◆ GIVEN PROBLEM
What is the number of lines containing "THCA"? Give only that number.

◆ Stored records
::::::::::

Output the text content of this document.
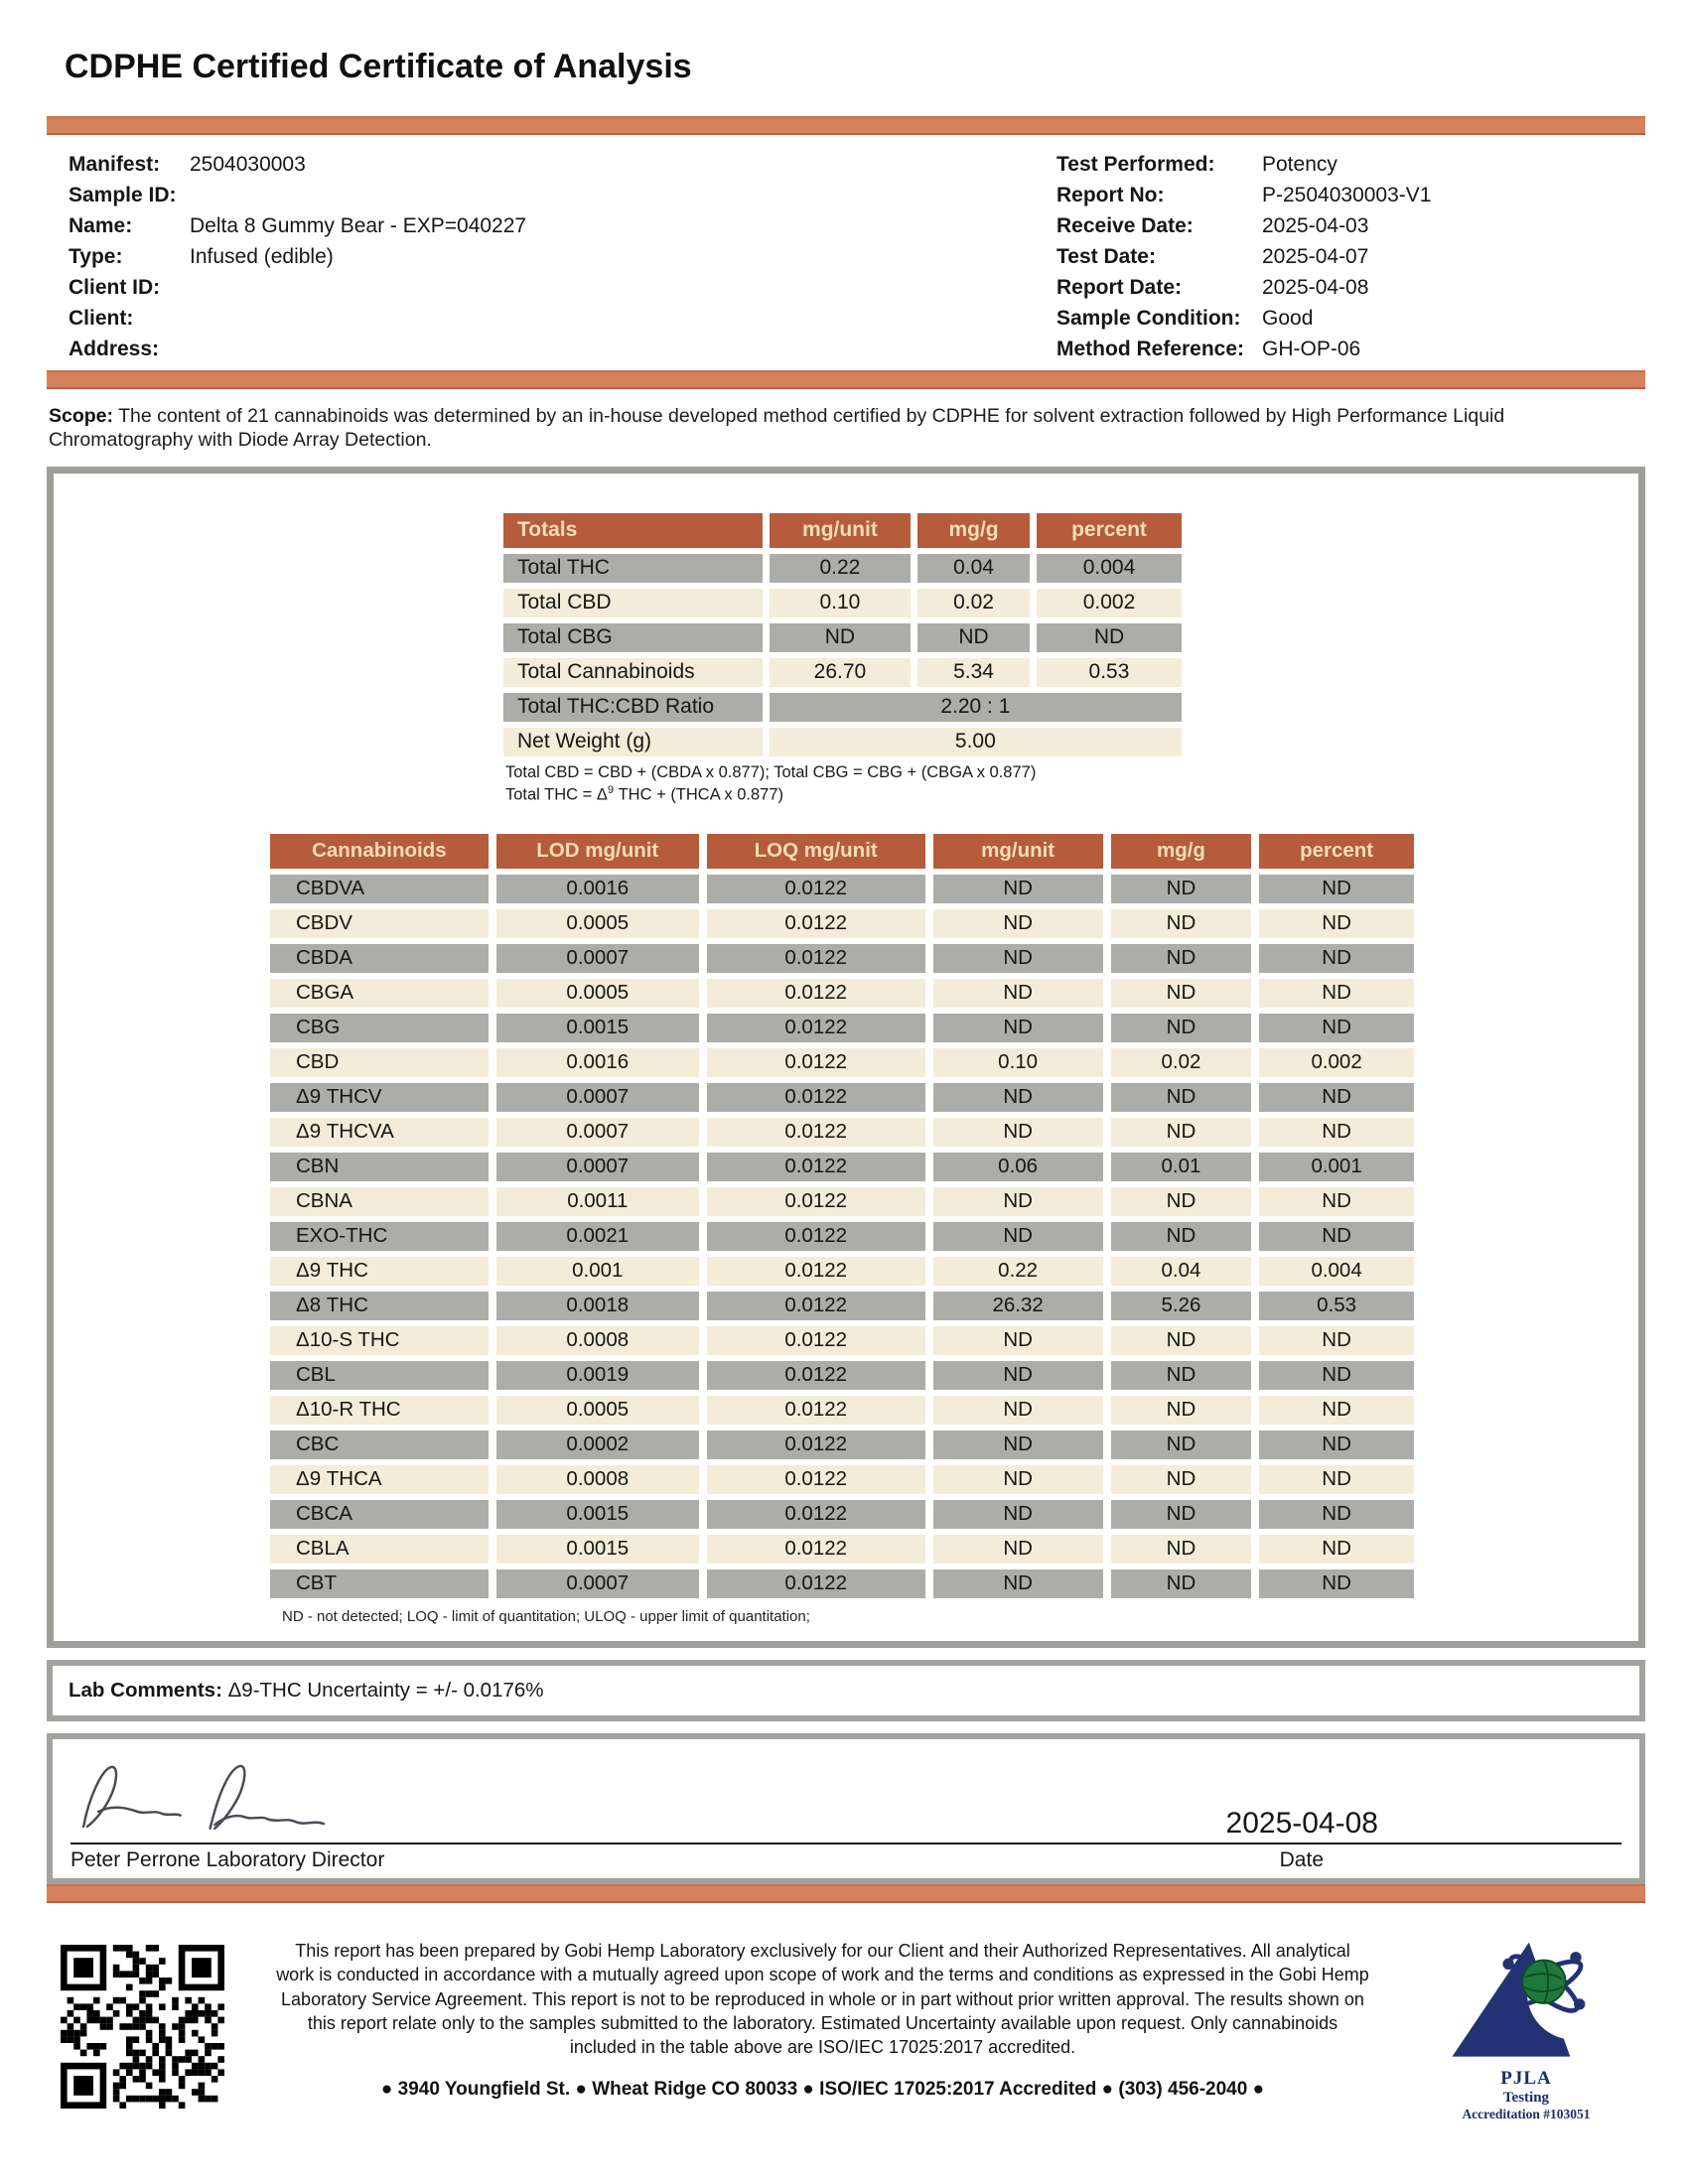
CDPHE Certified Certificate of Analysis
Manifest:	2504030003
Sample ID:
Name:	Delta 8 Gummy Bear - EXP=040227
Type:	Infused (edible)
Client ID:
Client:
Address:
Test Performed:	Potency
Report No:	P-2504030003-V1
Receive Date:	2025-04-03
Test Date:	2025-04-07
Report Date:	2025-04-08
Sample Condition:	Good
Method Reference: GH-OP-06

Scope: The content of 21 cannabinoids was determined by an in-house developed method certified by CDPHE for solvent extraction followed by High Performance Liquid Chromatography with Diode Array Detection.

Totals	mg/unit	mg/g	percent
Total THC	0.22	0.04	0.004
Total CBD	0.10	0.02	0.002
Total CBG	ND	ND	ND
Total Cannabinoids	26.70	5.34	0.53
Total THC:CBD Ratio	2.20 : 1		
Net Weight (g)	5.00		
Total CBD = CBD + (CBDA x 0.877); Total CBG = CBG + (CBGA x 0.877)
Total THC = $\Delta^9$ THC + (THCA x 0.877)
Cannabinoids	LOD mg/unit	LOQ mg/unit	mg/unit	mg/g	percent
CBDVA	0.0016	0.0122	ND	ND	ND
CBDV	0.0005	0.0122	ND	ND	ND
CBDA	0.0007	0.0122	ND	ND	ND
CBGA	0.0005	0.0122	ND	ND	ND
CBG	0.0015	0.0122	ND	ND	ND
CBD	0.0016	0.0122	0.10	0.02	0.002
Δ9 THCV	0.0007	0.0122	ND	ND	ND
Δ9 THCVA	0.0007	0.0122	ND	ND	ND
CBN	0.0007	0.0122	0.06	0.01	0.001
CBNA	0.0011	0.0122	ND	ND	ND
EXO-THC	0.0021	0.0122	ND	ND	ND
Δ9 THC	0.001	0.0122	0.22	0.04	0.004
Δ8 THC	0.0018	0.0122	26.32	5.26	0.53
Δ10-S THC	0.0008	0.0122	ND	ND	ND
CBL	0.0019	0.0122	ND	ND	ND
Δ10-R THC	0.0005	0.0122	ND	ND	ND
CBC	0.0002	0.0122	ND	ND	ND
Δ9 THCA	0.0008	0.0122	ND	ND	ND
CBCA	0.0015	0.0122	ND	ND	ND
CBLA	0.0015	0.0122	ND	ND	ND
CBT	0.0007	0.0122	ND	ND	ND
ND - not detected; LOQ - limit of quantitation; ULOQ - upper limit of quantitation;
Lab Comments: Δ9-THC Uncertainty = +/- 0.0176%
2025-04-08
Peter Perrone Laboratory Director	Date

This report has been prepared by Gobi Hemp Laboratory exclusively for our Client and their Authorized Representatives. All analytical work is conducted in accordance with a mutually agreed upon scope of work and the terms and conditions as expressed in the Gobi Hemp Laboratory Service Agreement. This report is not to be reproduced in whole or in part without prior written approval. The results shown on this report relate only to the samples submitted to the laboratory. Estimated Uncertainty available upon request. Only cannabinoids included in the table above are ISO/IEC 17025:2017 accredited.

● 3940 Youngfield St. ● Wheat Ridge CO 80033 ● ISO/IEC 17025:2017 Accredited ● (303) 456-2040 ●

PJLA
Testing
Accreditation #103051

::::::::::

◆ CORRECT RESULT
2